*WRITTEN REQUEST*
Turn every row below into a numbered list, and skip any blank lines.
━━━━━━━━
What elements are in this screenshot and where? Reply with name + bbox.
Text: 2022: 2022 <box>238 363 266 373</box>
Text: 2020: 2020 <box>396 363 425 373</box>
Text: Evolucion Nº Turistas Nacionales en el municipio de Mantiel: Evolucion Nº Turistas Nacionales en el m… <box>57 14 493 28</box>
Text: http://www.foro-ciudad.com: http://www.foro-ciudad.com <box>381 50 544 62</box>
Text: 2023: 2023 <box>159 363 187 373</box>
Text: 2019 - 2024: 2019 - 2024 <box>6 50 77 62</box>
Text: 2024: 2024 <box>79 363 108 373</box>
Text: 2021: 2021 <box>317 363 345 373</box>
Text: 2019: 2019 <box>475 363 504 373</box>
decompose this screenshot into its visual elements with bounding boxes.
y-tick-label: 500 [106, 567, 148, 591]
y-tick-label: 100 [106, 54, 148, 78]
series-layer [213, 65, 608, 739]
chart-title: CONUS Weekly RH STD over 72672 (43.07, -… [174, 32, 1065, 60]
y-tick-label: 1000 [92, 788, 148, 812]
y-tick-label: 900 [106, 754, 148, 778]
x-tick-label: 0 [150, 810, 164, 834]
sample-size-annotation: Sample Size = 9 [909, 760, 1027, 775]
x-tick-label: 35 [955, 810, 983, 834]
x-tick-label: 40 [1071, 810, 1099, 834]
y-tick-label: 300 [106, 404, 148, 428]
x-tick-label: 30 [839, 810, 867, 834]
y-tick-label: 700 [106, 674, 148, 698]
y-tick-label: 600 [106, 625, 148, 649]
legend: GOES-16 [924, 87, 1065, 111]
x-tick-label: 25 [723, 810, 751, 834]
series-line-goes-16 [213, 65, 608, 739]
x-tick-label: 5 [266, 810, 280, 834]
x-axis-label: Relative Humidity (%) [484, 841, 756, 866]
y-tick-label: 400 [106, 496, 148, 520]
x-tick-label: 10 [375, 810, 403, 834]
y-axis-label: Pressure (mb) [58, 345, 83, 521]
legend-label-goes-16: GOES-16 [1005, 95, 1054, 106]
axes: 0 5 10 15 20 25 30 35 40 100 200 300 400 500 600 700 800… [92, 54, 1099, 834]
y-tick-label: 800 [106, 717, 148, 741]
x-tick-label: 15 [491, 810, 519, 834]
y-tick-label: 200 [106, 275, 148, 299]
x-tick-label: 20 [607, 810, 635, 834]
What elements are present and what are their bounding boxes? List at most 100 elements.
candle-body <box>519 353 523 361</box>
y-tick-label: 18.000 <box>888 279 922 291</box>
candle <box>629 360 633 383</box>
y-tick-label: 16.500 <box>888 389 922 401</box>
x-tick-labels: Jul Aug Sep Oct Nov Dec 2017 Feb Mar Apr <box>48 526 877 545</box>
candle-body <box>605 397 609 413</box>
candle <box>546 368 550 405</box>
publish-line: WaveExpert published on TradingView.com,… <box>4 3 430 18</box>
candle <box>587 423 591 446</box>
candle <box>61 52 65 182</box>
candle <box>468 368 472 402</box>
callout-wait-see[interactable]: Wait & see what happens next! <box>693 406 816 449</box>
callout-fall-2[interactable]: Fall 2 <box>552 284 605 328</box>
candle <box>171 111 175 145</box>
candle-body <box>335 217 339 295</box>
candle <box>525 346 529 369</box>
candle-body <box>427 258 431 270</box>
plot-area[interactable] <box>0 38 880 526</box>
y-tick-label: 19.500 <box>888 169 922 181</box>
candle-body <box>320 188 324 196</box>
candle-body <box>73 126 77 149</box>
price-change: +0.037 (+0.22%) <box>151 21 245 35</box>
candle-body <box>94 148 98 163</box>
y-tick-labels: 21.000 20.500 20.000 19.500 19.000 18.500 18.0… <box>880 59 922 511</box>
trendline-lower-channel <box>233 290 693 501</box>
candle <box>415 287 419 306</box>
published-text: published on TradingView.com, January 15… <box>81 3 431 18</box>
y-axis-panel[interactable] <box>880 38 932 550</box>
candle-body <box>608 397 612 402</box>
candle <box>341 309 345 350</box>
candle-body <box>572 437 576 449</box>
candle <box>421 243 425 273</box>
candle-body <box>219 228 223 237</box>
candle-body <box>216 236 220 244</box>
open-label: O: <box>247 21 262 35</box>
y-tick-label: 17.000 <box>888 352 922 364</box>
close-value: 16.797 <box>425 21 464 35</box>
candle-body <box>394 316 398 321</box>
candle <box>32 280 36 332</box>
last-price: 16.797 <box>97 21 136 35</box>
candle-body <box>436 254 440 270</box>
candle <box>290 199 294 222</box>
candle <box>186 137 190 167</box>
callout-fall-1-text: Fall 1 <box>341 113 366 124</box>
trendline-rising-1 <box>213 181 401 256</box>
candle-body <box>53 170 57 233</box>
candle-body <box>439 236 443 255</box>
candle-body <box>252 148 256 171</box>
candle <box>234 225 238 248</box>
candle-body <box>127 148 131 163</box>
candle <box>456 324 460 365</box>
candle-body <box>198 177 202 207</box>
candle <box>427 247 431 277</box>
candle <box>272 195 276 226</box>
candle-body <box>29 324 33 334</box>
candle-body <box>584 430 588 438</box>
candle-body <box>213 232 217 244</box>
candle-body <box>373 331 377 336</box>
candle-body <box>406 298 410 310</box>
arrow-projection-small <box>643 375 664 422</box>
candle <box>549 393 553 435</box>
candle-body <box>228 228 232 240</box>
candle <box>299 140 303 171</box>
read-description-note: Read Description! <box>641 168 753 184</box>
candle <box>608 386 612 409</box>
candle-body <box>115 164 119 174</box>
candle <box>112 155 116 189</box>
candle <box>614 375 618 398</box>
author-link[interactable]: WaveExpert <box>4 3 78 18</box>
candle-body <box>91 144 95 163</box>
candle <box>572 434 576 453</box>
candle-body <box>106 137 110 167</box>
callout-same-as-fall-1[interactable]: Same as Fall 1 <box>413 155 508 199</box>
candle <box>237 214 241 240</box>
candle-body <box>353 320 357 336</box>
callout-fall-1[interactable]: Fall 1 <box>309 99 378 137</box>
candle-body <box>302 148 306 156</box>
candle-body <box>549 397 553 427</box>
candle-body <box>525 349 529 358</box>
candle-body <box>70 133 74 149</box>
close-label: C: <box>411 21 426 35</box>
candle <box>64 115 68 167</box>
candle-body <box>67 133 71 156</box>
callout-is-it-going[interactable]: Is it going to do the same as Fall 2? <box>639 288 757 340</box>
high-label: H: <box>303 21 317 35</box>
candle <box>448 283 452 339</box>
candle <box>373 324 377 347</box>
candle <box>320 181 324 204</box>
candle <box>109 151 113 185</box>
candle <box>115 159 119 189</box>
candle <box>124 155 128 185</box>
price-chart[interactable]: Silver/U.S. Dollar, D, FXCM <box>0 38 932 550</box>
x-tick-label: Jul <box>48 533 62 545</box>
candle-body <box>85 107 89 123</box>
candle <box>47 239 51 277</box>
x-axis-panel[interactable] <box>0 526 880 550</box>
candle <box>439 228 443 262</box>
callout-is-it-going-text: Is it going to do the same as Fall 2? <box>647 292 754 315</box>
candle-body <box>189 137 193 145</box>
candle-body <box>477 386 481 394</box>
━━━━━━━━
*EXERCISE RESPONSE*
1. What elements are in this screenshot and where? Reply with name + bbox.
2. Text: 2022: 2022 <box>238 363 266 373</box>
3. Text: 2020: 2020 <box>396 363 425 373</box>
4. Text: Evolucion Nº Turistas Nacionales en el municipio de Mantiel: Evolucion Nº Turistas Nacionales en el m… <box>57 14 493 28</box>
5. Text: http://www.foro-ciudad.com: http://www.foro-ciudad.com <box>381 50 544 62</box>
6. Text: 2023: 2023 <box>159 363 187 373</box>
7. Text: 2019 - 2024: 2019 - 2024 <box>6 50 77 62</box>
8. Text: 2024: 2024 <box>79 363 108 373</box>
9. Text: 2021: 2021 <box>317 363 345 373</box>
10. Text: 2019: 2019 <box>475 363 504 373</box>
11. decompose this screenshot into its visual elements with bounding boxes.
12. y-tick-label: 500 [106, 567, 148, 591]
13. y-tick-label: 100 [106, 54, 148, 78]
14. series-layer [213, 65, 608, 739]
15. chart-title: CONUS Weekly RH STD over 72672 (43.07, -… [174, 32, 1065, 60]
16. y-tick-label: 1000 [92, 788, 148, 812]
17. y-tick-label: 900 [106, 754, 148, 778]
18. x-tick-label: 0 [150, 810, 164, 834]
19. sample-size-annotation: Sample Size = 9 [909, 760, 1027, 775]
20. x-tick-label: 35 [955, 810, 983, 834]
21. x-tick-label: 40 [1071, 810, 1099, 834]
22. y-tick-label: 300 [106, 404, 148, 428]
23. x-tick-label: 30 [839, 810, 867, 834]
24. y-tick-label: 700 [106, 674, 148, 698]
25. y-tick-label: 600 [106, 625, 148, 649]
26. legend: GOES-16 [924, 87, 1065, 111]
27. x-tick-label: 25 [723, 810, 751, 834]
28. series-line-goes-16 [213, 65, 608, 739]
29. x-tick-label: 5 [266, 810, 280, 834]
30. x-axis-label: Relative Humidity (%) [484, 841, 756, 866]
31. y-tick-label: 400 [106, 496, 148, 520]
32. x-tick-label: 10 [375, 810, 403, 834]
33. y-axis-label: Pressure (mb) [58, 345, 83, 521]
34. legend-label-goes-16: GOES-16 [1005, 95, 1054, 106]
35. axes: 0 5 10 15 20 25 30 35 40 100 200 300 400 500 600 700 800… [92, 54, 1099, 834]
36. y-tick-label: 800 [106, 717, 148, 741]
37. x-tick-label: 15 [491, 810, 519, 834]
38. y-tick-label: 200 [106, 275, 148, 299]
39. x-tick-label: 20 [607, 810, 635, 834]
40. What elements are present and what are their bounding boxes? List at most 100 elements.
41. candle-body <box>519 353 523 361</box>
42. y-tick-label: 18.000 <box>888 279 922 291</box>
43. candle <box>629 360 633 383</box>
44. y-tick-label: 16.500 <box>888 389 922 401</box>
45. x-tick-labels: Jul Aug Sep Oct Nov Dec 2017 Feb Mar Apr <box>48 526 877 545</box>
46. candle-body <box>605 397 609 413</box>
47. candle <box>546 368 550 405</box>
48. publish-line: WaveExpert published on TradingView.com,… <box>4 3 430 18</box>
49. candle <box>587 423 591 446</box>
50. candle <box>61 52 65 182</box>
51. candle <box>468 368 472 402</box>
52. callout-wait-see[interactable]: Wait & see what happens next! <box>693 406 816 449</box>
53. callout-fall-2[interactable]: Fall 2 <box>552 284 605 328</box>
54. candle <box>171 111 175 145</box>
55. candle-body <box>335 217 339 295</box>
56. candle <box>525 346 529 369</box>
57. candle-body <box>427 258 431 270</box>
58. plot-area[interactable] <box>0 38 880 526</box>
59. y-tick-label: 19.500 <box>888 169 922 181</box>
60. candle-body <box>320 188 324 196</box>
61. candle-body <box>73 126 77 149</box>
62. price-change: +0.037 (+0.22%) <box>151 21 245 35</box>
63. candle-body <box>94 148 98 163</box>
64. y-tick-labels: 21.000 20.500 20.000 19.500 19.000 18.500 18.0… <box>880 59 922 511</box>
65. trendline-lower-channel <box>233 290 693 501</box>
66. candle <box>415 287 419 306</box>
67. published-text: published on TradingView.com, January 15… <box>81 3 431 18</box>
68. y-axis-panel[interactable] <box>880 38 932 550</box>
69. candle-body <box>608 397 612 402</box>
70. candle <box>341 309 345 350</box>
71. candle-body <box>572 437 576 449</box>
72. candle <box>421 243 425 273</box>
73. candle-body <box>219 228 223 237</box>
74. candle-body <box>216 236 220 244</box>
75. open-label: O: <box>247 21 262 35</box>
76. y-tick-label: 17.000 <box>888 352 922 364</box>
77. close-value: 16.797 <box>425 21 464 35</box>
78. candle-body <box>394 316 398 321</box>
79. candle <box>32 280 36 332</box>
80. last-price: 16.797 <box>97 21 136 35</box>
81. candle-body <box>436 254 440 270</box>
82. candle <box>290 199 294 222</box>
83. candle <box>186 137 190 167</box>
84. callout-fall-1-text: Fall 1 <box>341 113 366 124</box>
85. trendline-rising-1 <box>213 181 401 256</box>
86. candle-body <box>53 170 57 233</box>
87. candle-body <box>439 236 443 255</box>
88. candle-body <box>252 148 256 171</box>
89. candle <box>234 225 238 248</box>
90. candle-body <box>127 148 131 163</box>
91. candle <box>456 324 460 365</box>
92. candle-body <box>198 177 202 207</box>
93. candle <box>427 247 431 277</box>
94. candle <box>272 195 276 226</box>
95. candle-body <box>29 324 33 334</box>
96. candle-body <box>584 430 588 438</box>
97. candle-body <box>213 232 217 244</box>
98. candle-body <box>373 331 377 336</box>
99. candle-body <box>406 298 410 310</box>
100. arrow-projection-small <box>643 375 664 422</box>
101. candle <box>549 393 553 435</box>
102. candle-body <box>228 228 232 240</box>
103. candle <box>299 140 303 171</box>
104. read-description-note: Read Description! <box>641 168 753 184</box>
105. candle <box>608 386 612 409</box>
106. candle-body <box>115 164 119 174</box>
107. candle <box>112 155 116 189</box>
108. candle <box>614 375 618 398</box>
109. author-link[interactable]: WaveExpert <box>4 3 78 18</box>
110. candle-body <box>91 144 95 163</box>
111. candle <box>572 434 576 453</box>
112. candle-body <box>106 137 110 167</box>
113. callout-same-as-fall-1[interactable]: Same as Fall 1 <box>413 155 508 199</box>
114. candle <box>237 214 241 240</box>
115. candle-body <box>353 320 357 336</box>
116. callout-fall-1[interactable]: Fall 1 <box>309 99 378 137</box>
117. candle-body <box>302 148 306 156</box>
118. candle-body <box>549 397 553 427</box>
119. candle-body <box>525 349 529 358</box>
120. candle-body <box>70 133 74 149</box>
121. close-label: C: <box>411 21 426 35</box>
122. candle <box>64 115 68 167</box>
123. candle-body <box>67 133 71 156</box>
124. callout-is-it-going[interactable]: Is it going to do the same as Fall 2? <box>639 288 757 340</box>
125. high-label: H: <box>303 21 317 35</box>
126. candle <box>448 283 452 339</box>
127. candle <box>373 324 377 347</box>
128. candle <box>320 181 324 204</box>
129. candle <box>109 151 113 185</box>
130. candle <box>115 159 119 189</box>
131. candle <box>124 155 128 185</box>
132. price-chart[interactable]: Silver/U.S. Dollar, D, FXCM <box>0 38 932 550</box>
133. x-tick-label: Jul <box>48 533 62 545</box>
134. candle-body <box>85 107 89 123</box>
135. candle <box>47 239 51 277</box>
136. x-axis-panel[interactable] <box>0 526 880 550</box>
137. candle <box>439 228 443 262</box>
138. callout-is-it-going-text: Is it going to do the same as Fall 2? <box>647 292 754 315</box>
139. candle-body <box>189 137 193 145</box>
140. candle-body <box>477 386 481 394</box>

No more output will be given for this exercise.